### What is needed
Output the material below unchanged, apart from leaving out the pictures.

### Dataset records

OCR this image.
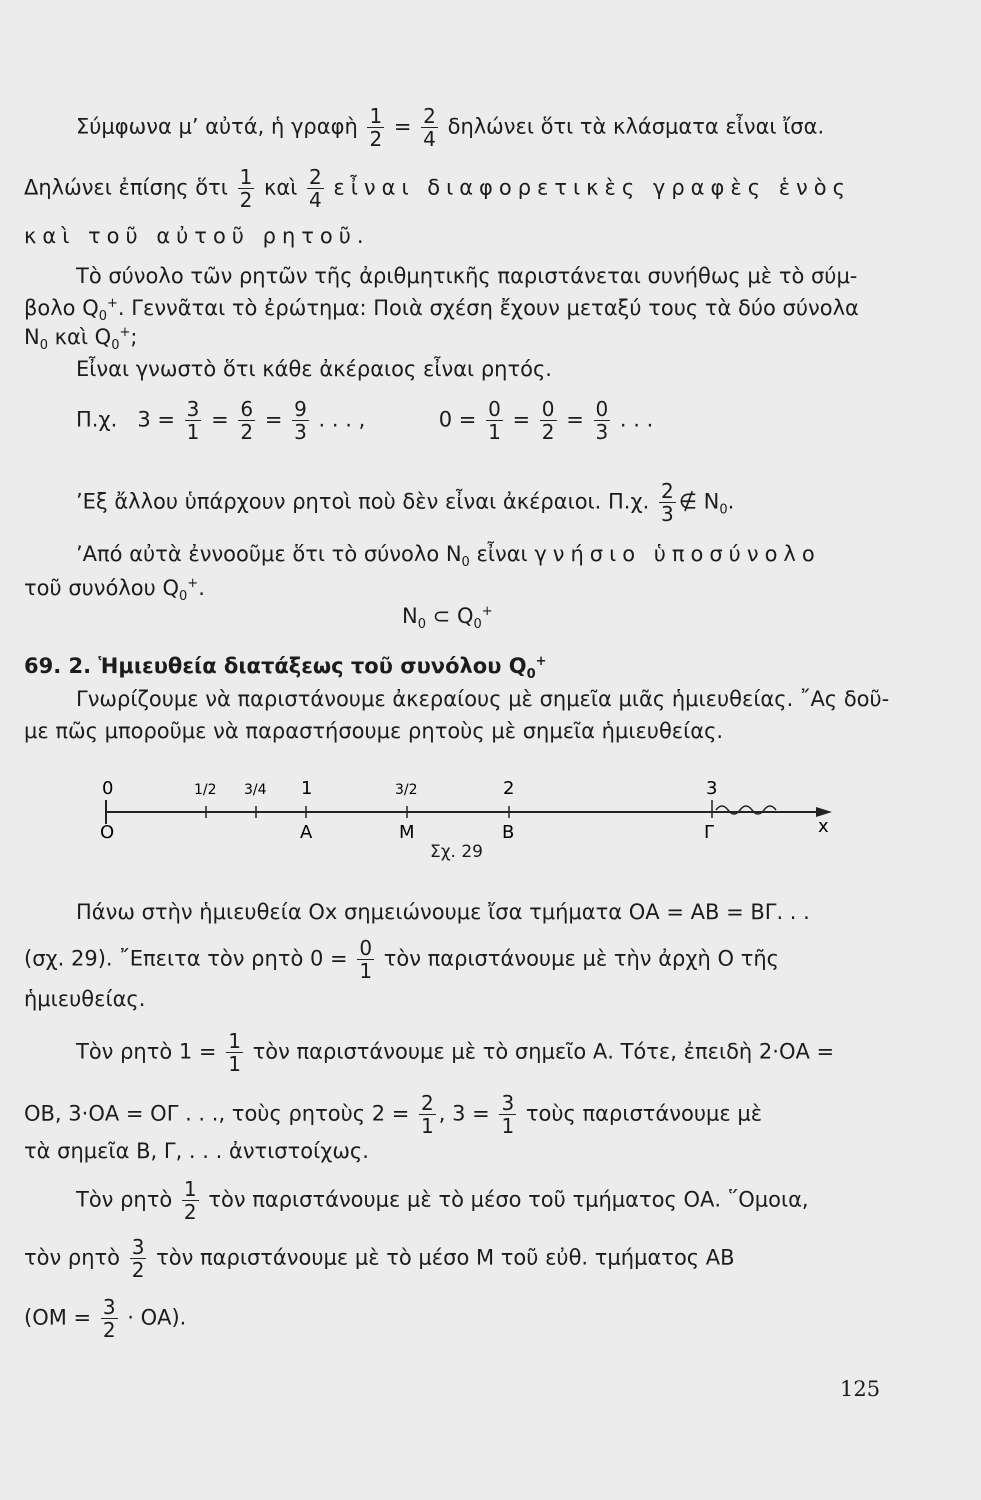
Σύμφωνα μ’ αὐτά, ἡ γραφὴ $\frac{1}{2} = \frac{2}{4}$ δηλώνει ὅτι τὰ κλάσματα εἶναι ἴσα.
Δηλώνει ἐπίσης ὅτι $\frac{1}{2}$ καὶ $\frac{2}{4}$ εἶναι διαφορετικὲς γραφὲς ἑνὸς
καὶ τοῦ αὐτοῦ ρητοῦ.
Τὸ σύνολο τῶν ρητῶν τῆς ἀριθμητικῆς παριστάνεται συνήθως μὲ τὸ σύμ-
βολο $Q_0^+$. Γεννᾶται τὸ ἐρώτημα: Ποιὰ σχέση ἔχουν μεταξύ τους τὰ δύο σύνολα
$N_0$ καὶ $Q_0^+$;
Εἶναι γνωστὸ ὅτι κάθε ἀκέραιος εἶναι ρητός.
Π.χ. $3 = \frac{3}{1} = \frac{6}{2} = \frac{9}{3}$ . . . ,	$0 = \frac{0}{1} = \frac{0}{2} = \frac{0}{3}$ . . .
’Εξ ἄλλου ὑπάρχουν ρητοὶ ποὺ δὲν εἶναι ἀκέραιοι. Π.χ. $\frac{2}{3}$ ∉ $N_0$.
’Από αὐτὰ ἐννοοῦμε ὅτι τὸ σύνολο $N_0$ εἶναι γνήσιο ὑποσύνολο
τοῦ συνόλου $Q_0^+$.
$N_0$ ⊂ $Q_0^+$
69. 2. Ἡμιευθεία διατάξεως τοῦ συνόλου $Q_0^+$
Γνωρίζουμε νὰ παριστάνουμε ἀκεραίους μὲ σημεῖα μιᾶς ἡμιευθείας. ῎Ας δοῦ-
με πῶς μποροῦμε νὰ παραστήσουμε ρητοὺς μὲ σημεῖα ἡμιευθείας.
0	1/2 3/4 1	3/2	2	3
O	A	M	B	Γ	x
Σχ. 29
Πάνω στὴν ἡμιευθεία Οx σημειώνουμε ἴσα τμήματα ΟΑ = ΑΒ = ΒΓ. . .
(σχ. 29). ῎Επειτα τὸν ρητὸ $0 = \frac{0}{1}$ τὸν παριστάνουμε μὲ τὴν ἀρχὴ Ο τῆς
ἡμιευθείας.
Τὸν ρητὸ $1 = \frac{1}{1}$ τὸν παριστάνουμε μὲ τὸ σημεῖο Α. Τότε, ἐπειδὴ 2·ΟΑ =
ΟΒ, 3·ΟΑ = ΟΓ . . ., τοὺς ρητοὺς $2 = \frac{2}{1}$ , $3 = \frac{3}{1}$ τοὺς παριστάνουμε μὲ
τὰ σημεῖα Β, Γ, . . . ἀντιστοίχως.
Τὸν ρητὸ $\frac{1}{2}$ τὸν παριστάνουμε μὲ τὸ μέσο τοῦ τμήματος ΟΑ. ῞Ομοια,
τὸν ρητὸ $\frac{3}{2}$ τὸν παριστάνουμε μὲ τὸ μέσο Μ τοῦ εὐθ. τμήματος ΑΒ
$(OM = \frac{3}{2} \cdot OA)$.
125
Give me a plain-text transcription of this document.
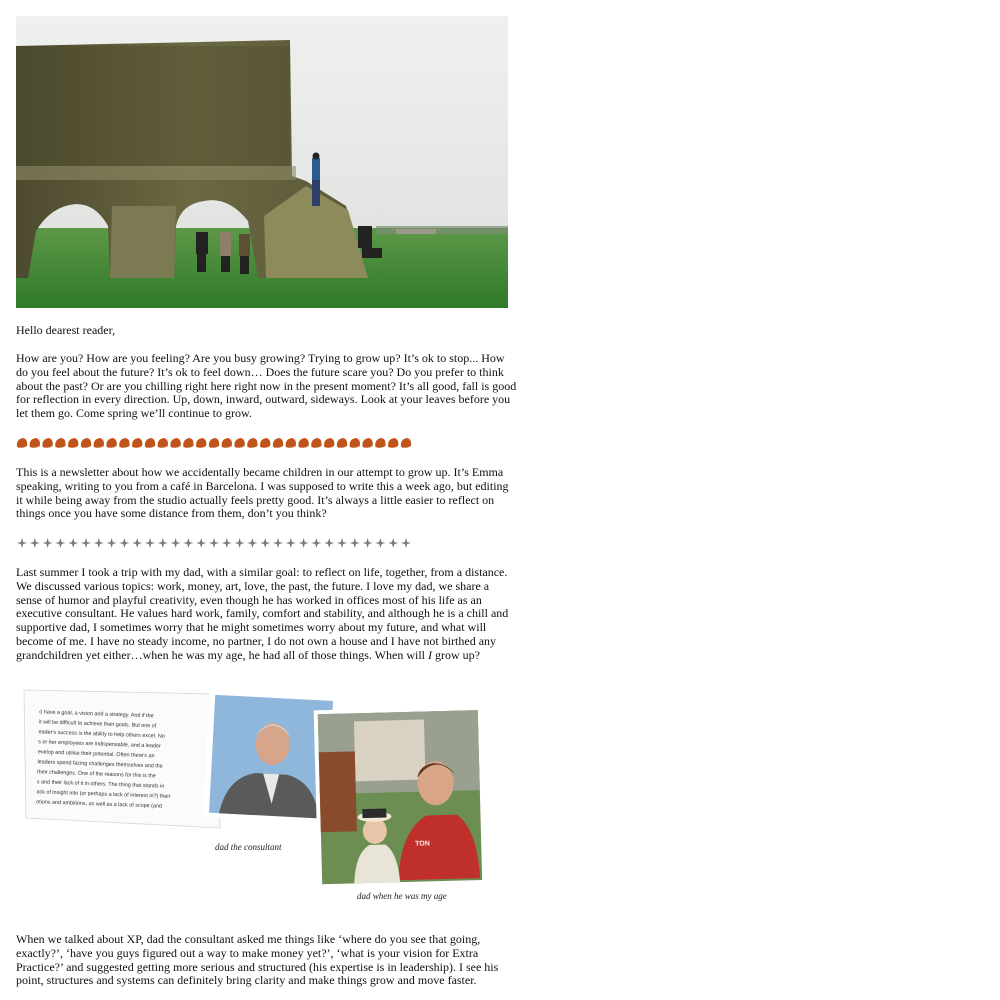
Hello dearest reader,

How are you? How are you feeling? Are you busy growing? Trying to grow up? It’s ok to stop... How do you feel about the future? It’s ok to feel down… Does the future scare you? Do you prefer to think about the past? Or are you chilling right here right now in the present moment? It’s all good, fall is good for reflection in every direction. Up, down, inward, outward, sideways. Look at your leaves before you let them go. Come spring we’ll continue to grow.

This is a newsletter about how we accidentally became children in our attempt to grow up. It’s Emma speaking, writing to you from a café in Barcelona. I was supposed to write this a week ago, but editing it while being away from the studio actually feels pretty good. It’s always a little easier to reflect on things once you have some distance from them, don’t you think?

Last summer I took a trip with my dad, with a similar goal: to reflect on life, together, from a distance.

We discussed various topics: work, money, art, love, the past, the future. I love my dad, we share a sense of humor and playful creativity, even though he has worked in offices most of his life as an executive consultant. He values hard work, family, comfort and stability, and although he is a chill and supportive dad, I sometimes worry that he might sometimes worry about my future, and what will become of me. I have no steady income, no partner, I do not own a house and I have not birthed any grandchildren yet either…when he was my age, he had all of those things. When will I grow up?

o have a goal, a vision and a strategy. And if the
it will be difficult to achieve their goals. But one of
eader's success is the ability to help others excel. No
s or her employees are indispensable, and a leader
evelop and utilise their potential. Often there's an
leaders spend facing challenges themselves and the
their challenges. One of the reasons for this is the
s and their lack of it in others. The thing that stands in
ack of insight into (or perhaps a lack of interest in?) their
otions and ambitions, as well as a lack of scope (and
TON
dad the consultant
dad when he was my age

When we talked about XP, dad the consultant asked me things like ‘where do you see that going, exactly?’, ‘have you guys figured out a way to make money yet?’, ‘what is your vision for Extra Practice?’ and suggested getting more serious and structured (his expertise is in leadership). I see his point, structures and systems can definitely bring clarity and make things grow and move faster.
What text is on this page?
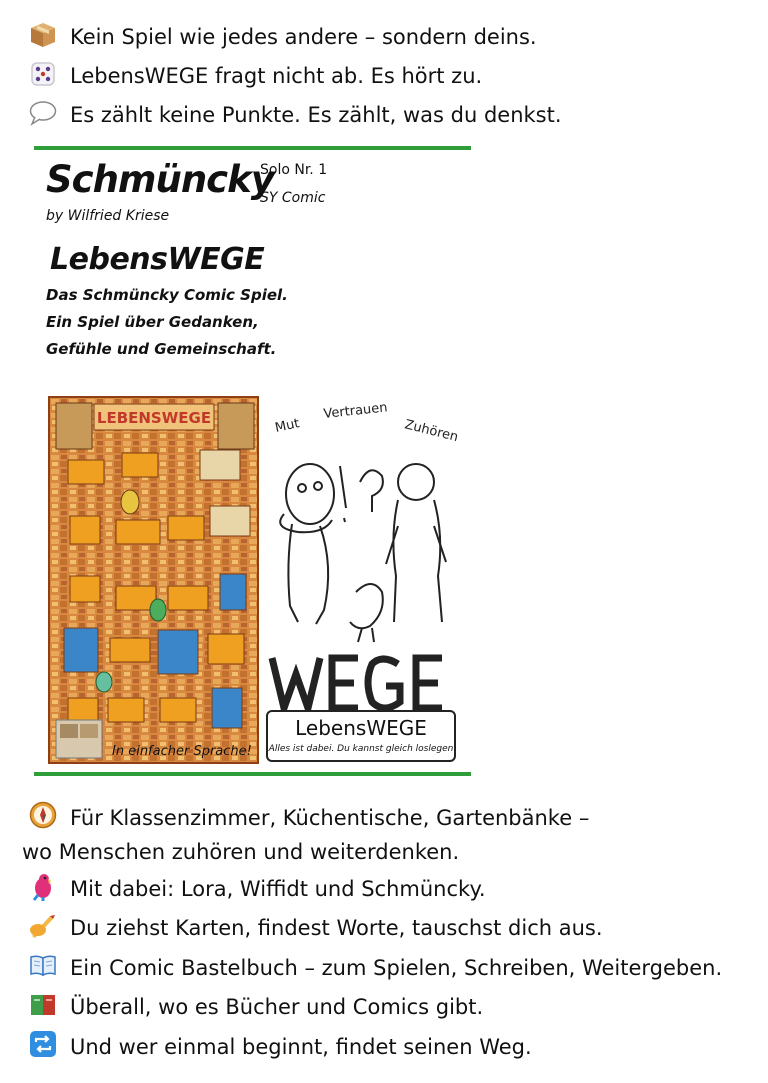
Kein Spiel wie jedes andere – sondern deins.
LebensWEGE fragt nicht ab. Es hört zu.
Es zählt keine Punkte. Es zählt, was du denkst.
Schmüncky
Solo Nr. 1
SY Comic
by Wilfried Kriese
LebensWEGE
Das Schmüncky Comic Spiel.
Ein Spiel über Gedanken,
Gefühle und Gemeinschaft.
LEBENSWEGE
In einfacher Sprache!
Mut
Vertrauen
Zuhören
LebensWEGE
Alles ist dabei. Du kannst gleich loslegen
Für Klassenzimmer, Küchentische, Gartenbänke –
wo Menschen zuhören und weiterdenken.
Mit dabei: Lora, Wiffidt und Schmüncky.
Du ziehst Karten, findest Worte, tauschst dich aus.
Ein Comic Bastelbuch – zum Spielen, Schreiben, Weitergeben.
Überall, wo es Bücher und Comics gibt.
Und wer einmal beginnt, findet seinen Weg.
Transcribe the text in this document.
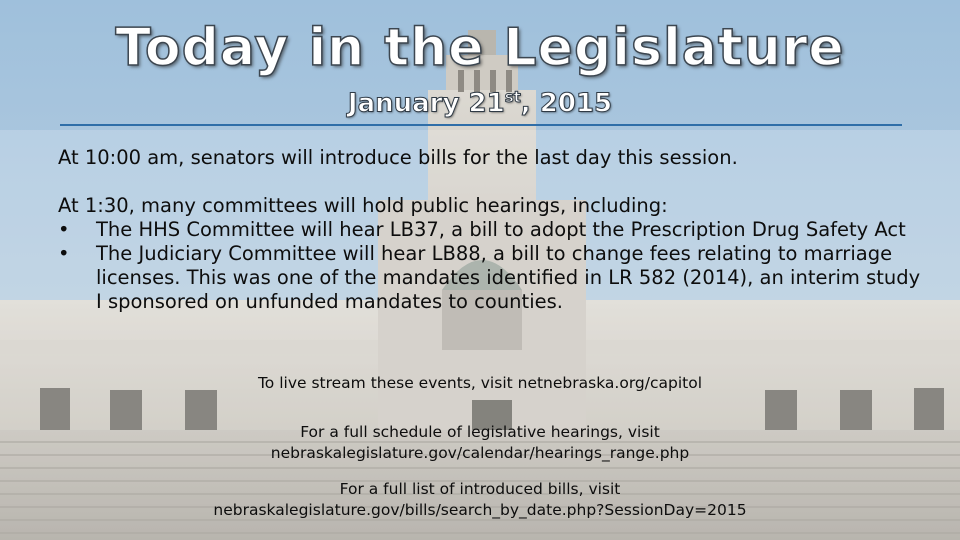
Today in the Legislature
January 21st, 2015
At 10:00 am, senators will introduce bills for the last day this session.
At 1:30, many committees will hold public hearings, including:
•	The HHS Committee will hear LB37, a bill to adopt the Prescription Drug Safety Act
•	The Judiciary Committee will hear LB88, a bill to change fees relating to marriage licenses. This was one of the mandates identified in LR 582 (2014), an interim study I sponsored on unfunded mandates to counties.
To live stream these events, visit netnebraska.org/capitol
For a full schedule of legislative hearings, visit
nebraskalegislature.gov/calendar/hearings_range.php
For a full list of introduced bills, visit
nebraskalegislature.gov/bills/search_by_date.php?SessionDay=2015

### Answer to this exercise
OCR this image.
Σύμφωνα μ’ αὐτά, ἡ γραφὴ $\frac{1}{2} = \frac{2}{4}$ δηλώνει ὅτι τὰ κλάσματα εἶναι ἴσα.
Δηλώνει ἐπίσης ὅτι $\frac{1}{2}$ καὶ $\frac{2}{4}$ εἶναι διαφορετικὲς γραφὲς ἑνὸς
καὶ τοῦ αὐτοῦ ρητοῦ.
Τὸ σύνολο τῶν ρητῶν τῆς ἀριθμητικῆς παριστάνεται συνήθως μὲ τὸ σύμ-
βολο $Q_0^+$. Γεννᾶται τὸ ἐρώτημα: Ποιὰ σχέση ἔχουν μεταξύ τους τὰ δύο σύνολα
$N_0$ καὶ $Q_0^+$;
Εἶναι γνωστὸ ὅτι κάθε ἀκέραιος εἶναι ρητός.
Π.χ. $3 = \frac{3}{1} = \frac{6}{2} = \frac{9}{3}$ . . . ,	$0 = \frac{0}{1} = \frac{0}{2} = \frac{0}{3}$ . . .
’Εξ ἄλλου ὑπάρχουν ρητοὶ ποὺ δὲν εἶναι ἀκέραιοι. Π.χ. $\frac{2}{3}$ ∉ $N_0$.
’Από αὐτὰ ἐννοοῦμε ὅτι τὸ σύνολο $N_0$ εἶναι γνήσιο ὑποσύνολο
τοῦ συνόλου $Q_0^+$.
$N_0$ ⊂ $Q_0^+$
69. 2. Ἡμιευθεία διατάξεως τοῦ συνόλου $Q_0^+$
Γνωρίζουμε νὰ παριστάνουμε ἀκεραίους μὲ σημεῖα μιᾶς ἡμιευθείας. ῎Ας δοῦ-
με πῶς μποροῦμε νὰ παραστήσουμε ρητοὺς μὲ σημεῖα ἡμιευθείας.
0	1/2 3/4 1	3/2	2	3
O	A	M	B	Γ	x
Σχ. 29
Πάνω στὴν ἡμιευθεία Οx σημειώνουμε ἴσα τμήματα ΟΑ = ΑΒ = ΒΓ. . .
(σχ. 29). ῎Επειτα τὸν ρητὸ $0 = \frac{0}{1}$ τὸν παριστάνουμε μὲ τὴν ἀρχὴ Ο τῆς
ἡμιευθείας.
Τὸν ρητὸ $1 = \frac{1}{1}$ τὸν παριστάνουμε μὲ τὸ σημεῖο Α. Τότε, ἐπειδὴ 2·ΟΑ =
ΟΒ, 3·ΟΑ = ΟΓ . . ., τοὺς ρητοὺς $2 = \frac{2}{1}$ , $3 = \frac{3}{1}$ τοὺς παριστάνουμε μὲ
τὰ σημεῖα Β, Γ, . . . ἀντιστοίχως.
Τὸν ρητὸ $\frac{1}{2}$ τὸν παριστάνουμε μὲ τὸ μέσο τοῦ τμήματος ΟΑ. ῞Ομοια,
τὸν ρητὸ $\frac{3}{2}$ τὸν παριστάνουμε μὲ τὸ μέσο Μ τοῦ εὐθ. τμήματος ΑΒ
$(OM = \frac{3}{2} \cdot OA)$.
125
Give me a plain-text transcription of this document.
Hello dearest reader,

How are you? How are you feeling? Are you busy growing? Trying to grow up? It’s ok to stop... How do you feel about the future? It’s ok to feel down… Does the future scare you? Do you prefer to think about the past? Or are you chilling right here right now in the present moment? It’s all good, fall is good for reflection in every direction. Up, down, inward, outward, sideways. Look at your leaves before you let them go. Come spring we’ll continue to grow.

This is a newsletter about how we accidentally became children in our attempt to grow up. It’s Emma speaking, writing to you from a café in Barcelona. I was supposed to write this a week ago, but editing it while being away from the studio actually feels pretty good. It’s always a little easier to reflect on things once you have some distance from them, don’t you think?

Last summer I took a trip with my dad, with a similar goal: to reflect on life, together, from a distance.

We discussed various topics: work, money, art, love, the past, the future. I love my dad, we share a sense of humor and playful creativity, even though he has worked in offices most of his life as an executive consultant. He values hard work, family, comfort and stability, and although he is a chill and supportive dad, I sometimes worry that he might sometimes worry about my future, and what will become of me. I have no steady income, no partner, I do not own a house and I have not birthed any grandchildren yet either…when he was my age, he had all of those things. When will I grow up?

o have a goal, a vision and a strategy. And if the
it will be difficult to achieve their goals. But one of
eader's success is the ability to help others excel. No
s or her employees are indispensable, and a leader
evelop and utilise their potential. Often there's an
leaders spend facing challenges themselves and the
their challenges. One of the reasons for this is the
s and their lack of it in others. The thing that stands in
ack of insight into (or perhaps a lack of interest in?) their
otions and ambitions, as well as a lack of scope (and
TON
dad the consultant
dad when he was my age

When we talked about XP, dad the consultant asked me things like ‘where do you see that going, exactly?’, ‘have you guys figured out a way to make money yet?’, ‘what is your vision for Extra Practice?’ and suggested getting more serious and structured (his expertise is in leadership). I see his point, structures and systems can definitely bring clarity and make things grow and move faster.
What text is on this page?
Kein Spiel wie jedes andere – sondern deins.
LebensWEGE fragt nicht ab. Es hört zu.
Es zählt keine Punkte. Es zählt, was du denkst.
Schmüncky
Solo Nr. 1
SY Comic
by Wilfried Kriese
LebensWEGE
Das Schmüncky Comic Spiel.
Ein Spiel über Gedanken,
Gefühle und Gemeinschaft.
LEBENSWEGE
In einfacher Sprache!
Mut
Vertrauen
Zuhören
LebensWEGE
Alles ist dabei. Du kannst gleich loslegen
Für Klassenzimmer, Küchentische, Gartenbänke –
wo Menschen zuhören und weiterdenken.
Mit dabei: Lora, Wiffidt und Schmüncky.
Du ziehst Karten, findest Worte, tauschst dich aus.
Ein Comic Bastelbuch – zum Spielen, Schreiben, Weitergeben.
Überall, wo es Bücher und Comics gibt.
Und wer einmal beginnt, findet seinen Weg.
Transcribe the text in this document.
Today in the Legislature
January 21st, 2015
At 10:00 am, senators will introduce bills for the last day this session.
At 1:30, many committees will hold public hearings, including:
•	The HHS Committee will hear LB37, a bill to adopt the Prescription Drug Safety Act
•	The Judiciary Committee will hear LB88, a bill to change fees relating to marriage licenses. This was one of the mandates identified in LR 582 (2014), an interim study I sponsored on unfunded mandates to counties.
To live stream these events, visit netnebraska.org/capitol
For a full schedule of legislative hearings, visit
nebraskalegislature.gov/calendar/hearings_range.php
For a full list of introduced bills, visit
nebraskalegislature.gov/bills/search_by_date.php?SessionDay=2015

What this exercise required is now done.